## [Challenge 1]
According to the essay on economics as storytelling, in what setting do life coach storytellers seem prevalent among academic economists?

## [Provided passage]
····················

Economics As Storytelling

I often discuss the more or less explicit normative or ethical content of economics, and sometimes I delve into the positive, simple but false engineering models / “science” / math parts, but I rarely talk about the fabled “storytelling” bit. Let’s do that now.

I mentioned before there seems a split in economics between those engaged in an intellectual pursuit about variously ethics, empirical prediction, optimization problems, and those engaged in storytelling, convincing people of things via appealing stories. Life coach storytellers, for example, seem prevalent among academic economists in a business school context, who seem often to take as their objective more preparing and encouraging suits to do battle for profit in the marketplace than any more serious intellectual endeavor. The function of economic storytellers in a business school context seems to involve encouraging their charges to see business, markets, in a favorable light, play up the normative arguments in favor of their quest for profits and economic power. Other academic economists may also engage in storytelling simply as a means of transmitting or promoting personal normative or ethical views or biases, as a way to make their views appear intuitive to students, under the guise of serious academics. As ostensible scientists, engineers, mathematicians, ethical philosophers, one may suppose academic economists would strongly rebuff or refute any storytelling function, but I think you’ll find a great many embrace it, accept it as legitimate.

It’s interesting to me because flaws in the reasoning of anti-democracy bad economics in the conservative style may appear as problems to those with serious intellectual objectives, but not necessarily to the storytellers, who may have rather different objectives, goals. When it comes to storytelling, life coaching, cheerleading, entertaining, proselytizing, that sort of thing, one may naturally prefer a ripping yarn, a false or simplistic self-serving fable to complicated, troubling reality; one may value rhetoric over substance.

In some way, this seems related to the oft-heard but cultish objective of getting students to “think like economists.” Economists should have some awareness of economic theory, of course, but normal thinking is still meant to apply. The goal of economics should be to have people thinking normally, logically, rationally, being concerned about errors in reasoning, definitions, and so on, while addressing economic theory and economic issues. It’s not about having them think in some special way unlike others. This risible notion economists think in a special way that transcends how others think can be a rhetorical tool conservative economists use to dismiss often very relevant, if not always perfectly phrased, criticisms of economics, particularly the normative component.

····················

## [Provided data]
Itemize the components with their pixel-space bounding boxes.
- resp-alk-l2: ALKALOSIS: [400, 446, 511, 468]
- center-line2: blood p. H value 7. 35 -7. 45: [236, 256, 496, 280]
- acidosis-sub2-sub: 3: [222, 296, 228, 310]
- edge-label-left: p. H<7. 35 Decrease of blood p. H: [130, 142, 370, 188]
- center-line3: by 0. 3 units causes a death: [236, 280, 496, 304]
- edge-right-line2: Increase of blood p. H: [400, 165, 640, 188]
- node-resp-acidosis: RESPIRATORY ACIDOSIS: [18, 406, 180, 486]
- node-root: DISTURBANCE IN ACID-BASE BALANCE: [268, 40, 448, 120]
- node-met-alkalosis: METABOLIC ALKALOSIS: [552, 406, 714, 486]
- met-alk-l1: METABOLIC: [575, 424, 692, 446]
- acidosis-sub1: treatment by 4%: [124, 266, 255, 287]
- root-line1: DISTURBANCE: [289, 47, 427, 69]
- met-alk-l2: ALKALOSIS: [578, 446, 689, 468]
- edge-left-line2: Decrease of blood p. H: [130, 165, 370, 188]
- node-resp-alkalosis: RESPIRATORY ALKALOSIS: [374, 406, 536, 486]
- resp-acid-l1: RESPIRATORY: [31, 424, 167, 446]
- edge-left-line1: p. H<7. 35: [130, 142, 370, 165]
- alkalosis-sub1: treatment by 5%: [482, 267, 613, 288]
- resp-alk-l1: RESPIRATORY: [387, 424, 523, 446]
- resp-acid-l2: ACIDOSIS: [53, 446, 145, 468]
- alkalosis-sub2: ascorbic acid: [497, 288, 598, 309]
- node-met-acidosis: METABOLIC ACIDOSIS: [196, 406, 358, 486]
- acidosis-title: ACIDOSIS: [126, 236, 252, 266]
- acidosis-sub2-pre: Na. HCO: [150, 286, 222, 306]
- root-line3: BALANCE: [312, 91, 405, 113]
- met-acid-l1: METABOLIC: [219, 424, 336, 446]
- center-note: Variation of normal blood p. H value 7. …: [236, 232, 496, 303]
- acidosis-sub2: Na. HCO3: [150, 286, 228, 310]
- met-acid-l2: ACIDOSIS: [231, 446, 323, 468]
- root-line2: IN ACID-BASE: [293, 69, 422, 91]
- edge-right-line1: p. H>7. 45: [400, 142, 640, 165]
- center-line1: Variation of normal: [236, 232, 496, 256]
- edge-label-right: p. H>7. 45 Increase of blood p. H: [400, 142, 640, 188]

····················

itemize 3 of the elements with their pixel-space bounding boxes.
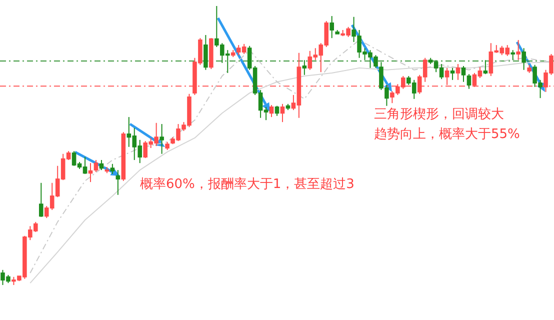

····················

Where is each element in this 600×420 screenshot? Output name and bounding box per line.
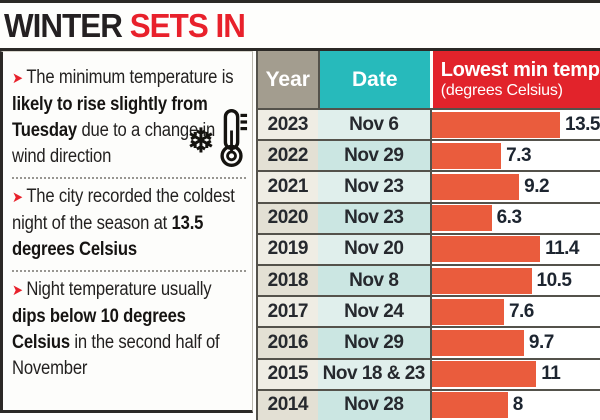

····················

## [Challenge 2]
In the records, rewrite the stretch from the line containing "Itemize the components" through the line containing "- edge-right-line2: Increase", changing "blood" to "serum" and leaving everything else as is. Return only those lines.

## [Complete answer 1]
In a business school context.

## [Complete answer 2]
Itemize the components with their pixel-space bounding boxes.
- resp-alk-l2: ALKALOSIS: [400, 446, 511, 468]
- center-line2: serum p. H value 7. 35 -7. 45: [236, 256, 496, 280]
- acidosis-sub2-sub: 3: [222, 296, 228, 310]
- edge-label-left: p. H<7. 35 Decrease of serum p. H: [130, 142, 370, 188]
- center-line3: by 0. 3 units causes a death: [236, 280, 496, 304]
- edge-right-line2: Increase of serum p. H: [400, 165, 640, 188]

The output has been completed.